┏━━

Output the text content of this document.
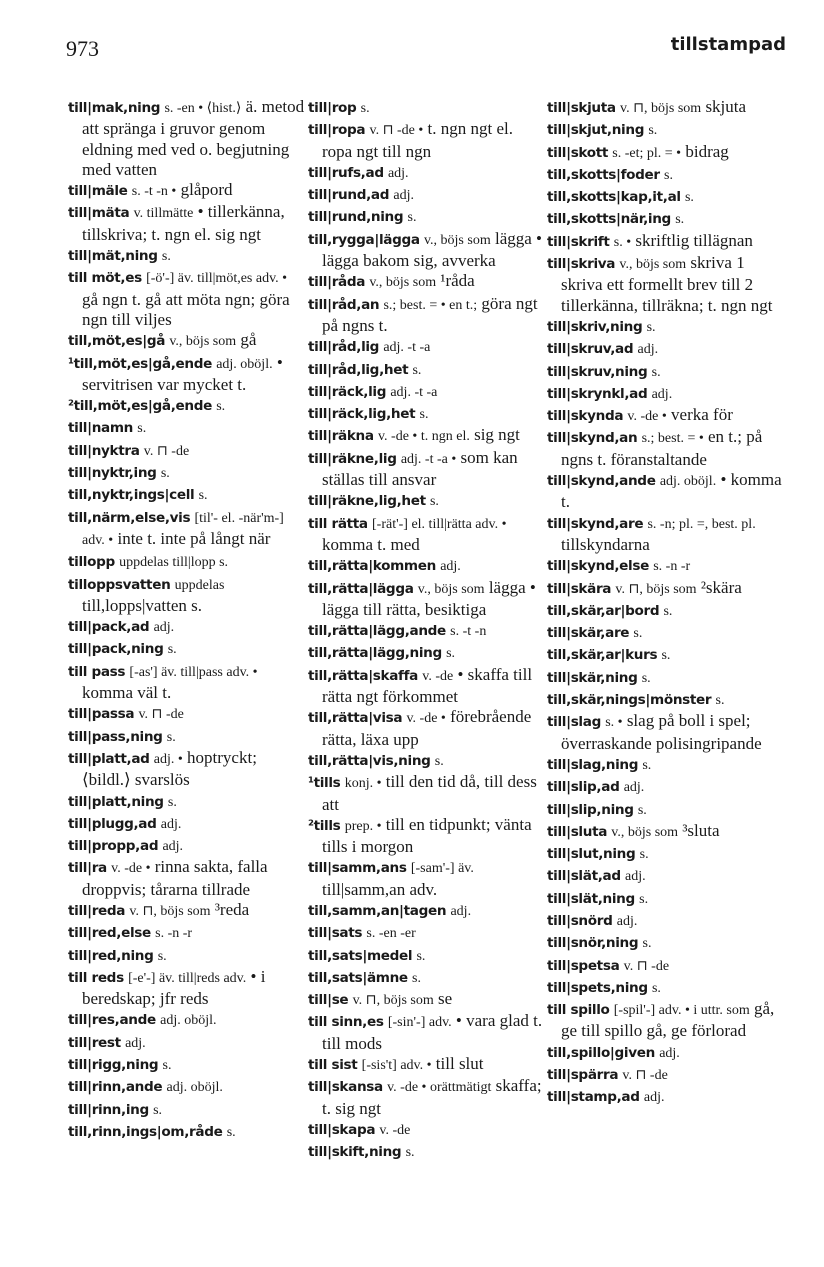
973	tillstampad
till|mak,ning s. -en • ⟨hist.⟩ ä. metod att spränga i gruvor genom eldning med ved o. begjutning med vatten
till|mäle s. -t -n • glåpord
till|mäta v. tillmätte • tillerkänna, tillskriva; t. ngn el. sig ngt
till|mät,ning s.
till möt,es [-ö'-] äv. till|möt,es adv. • gå ngn t. gå att möta ngn; göra ngn till viljes
till,möt,es|gå v., böjs som gå
¹till,möt,es|gå,ende adj. oböjl. • servitrisen var mycket t.
²till,möt,es|gå,ende s.
till|namn s.
till|nyktra v. ⊓ -de
till|nyktr,ing s.
till,nyktr,ings|cell s.
till,närm,else,vis [til'- el. -när'm-] adv. • inte t. inte på långt när
tillopp uppdelas till|lopp s.
tilloppsvatten uppdelas till,lopps|vatten s.
till|pack,ad adj.
till|pack,ning s.
till pass [-as'] äv. till|pass adv. • komma väl t.
till|passa v. ⊓ -de
till|pass,ning s.
till|platt,ad adj. • hoptryckt; ⟨bildl.⟩ svarslös
till|platt,ning s.
till|plugg,ad adj.
till|propp,ad adj.
till|ra v. -de • rinna sakta, falla droppvis; tårarna tillrade
till|reda v. ⊓, böjs som ³reda
till|red,else s. -n -r
till|red,ning s.
till reds [-e'-] äv. till|reds adv. • i beredskap; jfr reds
till|res,ande adj. oböjl.
till|rest adj.
till|rigg,ning s.
till|rinn,ande adj. oböjl.
till|rinn,ing s.
till,rinn,ings|om,råde s.
till|rop s.
till|ropa v. ⊓ -de • t. ngn ngt el. ropa ngt till ngn
till|rufs,ad adj.
till|rund,ad adj.
till|rund,ning s.
till,rygga|lägga v., böjs som lägga • lägga bakom sig, avverka
till|råda v., böjs som ¹råda
till|råd,an s.; best. = • en t.; göra ngt på ngns t.
till|råd,lig adj. -t -a
till|råd,lig,het s.
till|räck,lig adj. -t -a
till|räck,lig,het s.
till|räkna v. -de • t. ngn el. sig ngt
till|räkne,lig adj. -t -a • som kan ställas till ansvar
till|räkne,lig,het s.
till rätta [-rät'-] el. till|rätta adv. • komma t. med
till,rätta|kommen adj.
till,rätta|lägga v., böjs som lägga • lägga till rätta, besiktiga
till,rätta|lägg,ande s. -t -n
till,rätta|lägg,ning s.
till,rätta|skaffa v. -de • skaffa till rätta ngt förkommet
till,rätta|visa v. -de • förebrående rätta, läxa upp
till,rätta|vis,ning s.
¹tills konj. • till den tid då, till dess att
²tills prep. • till en tidpunkt; vänta tills i morgon
till|samm,ans [-sam'-] äv. till|samm,an adv.
till,samm,an|tagen adj.
till|sats s. -en -er
till,sats|medel s.
till,sats|ämne s.
till|se v. ⊓, böjs som se
till sinn,es [-sin'-] adv. • vara glad t. till mods
till sist [-sis't] adv. • till slut
till|skansa v. -de • orättmätigt skaffa; t. sig ngt
till|skapa v. -de
till|skift,ning s.
till|skjuta v. ⊓, böjs som skjuta
till|skjut,ning s.
till|skott s. -et; pl. = • bidrag
till,skotts|foder s.
till,skotts|kap,it,al s.
till,skotts|när,ing s.
till|skrift s. • skriftlig tillägnan
till|skriva v., böjs som skriva 1 skriva ett formellt brev till 2 tillerkänna, tillräkna; t. ngn ngt
till|skriv,ning s.
till|skruv,ad adj.
till|skruv,ning s.
till|skrynkl,ad adj.
till|skynda v. -de • verka för
till|skynd,an s.; best. = • en t.; på ngns t. föranstaltande
till|skynd,ande adj. oböjl. • komma t.
till|skynd,are s. -n; pl. =, best. pl. tillskyndarna
till|skynd,else s. -n -r
till|skära v. ⊓, böjs som ²skära
till,skär,ar|bord s.
till|skär,are s.
till,skär,ar|kurs s.
till|skär,ning s.
till,skär,nings|mönster s.
till|slag s. • slag på boll i spel; överraskande polisingripande
till|slag,ning s.
till|slip,ad adj.
till|slip,ning s.
till|sluta v., böjs som ³sluta
till|slut,ning s.
till|slät,ad adj.
till|slät,ning s.
till|snörd adj.
till|snör,ning s.
till|spetsa v. ⊓ -de
till|spets,ning s.
till spillo [-spil'-] adv. • i uttr. som gå, ge till spillo gå, ge förlorad
till,spillo|given adj.
till|spärra v. ⊓ -de
till|stamp,ad adj.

┗━━

WHAT TO DO ::
Scan the entries above and report the number of lines that contain the word "skotts", with no added text.

RESULT OF THE TASK ::
3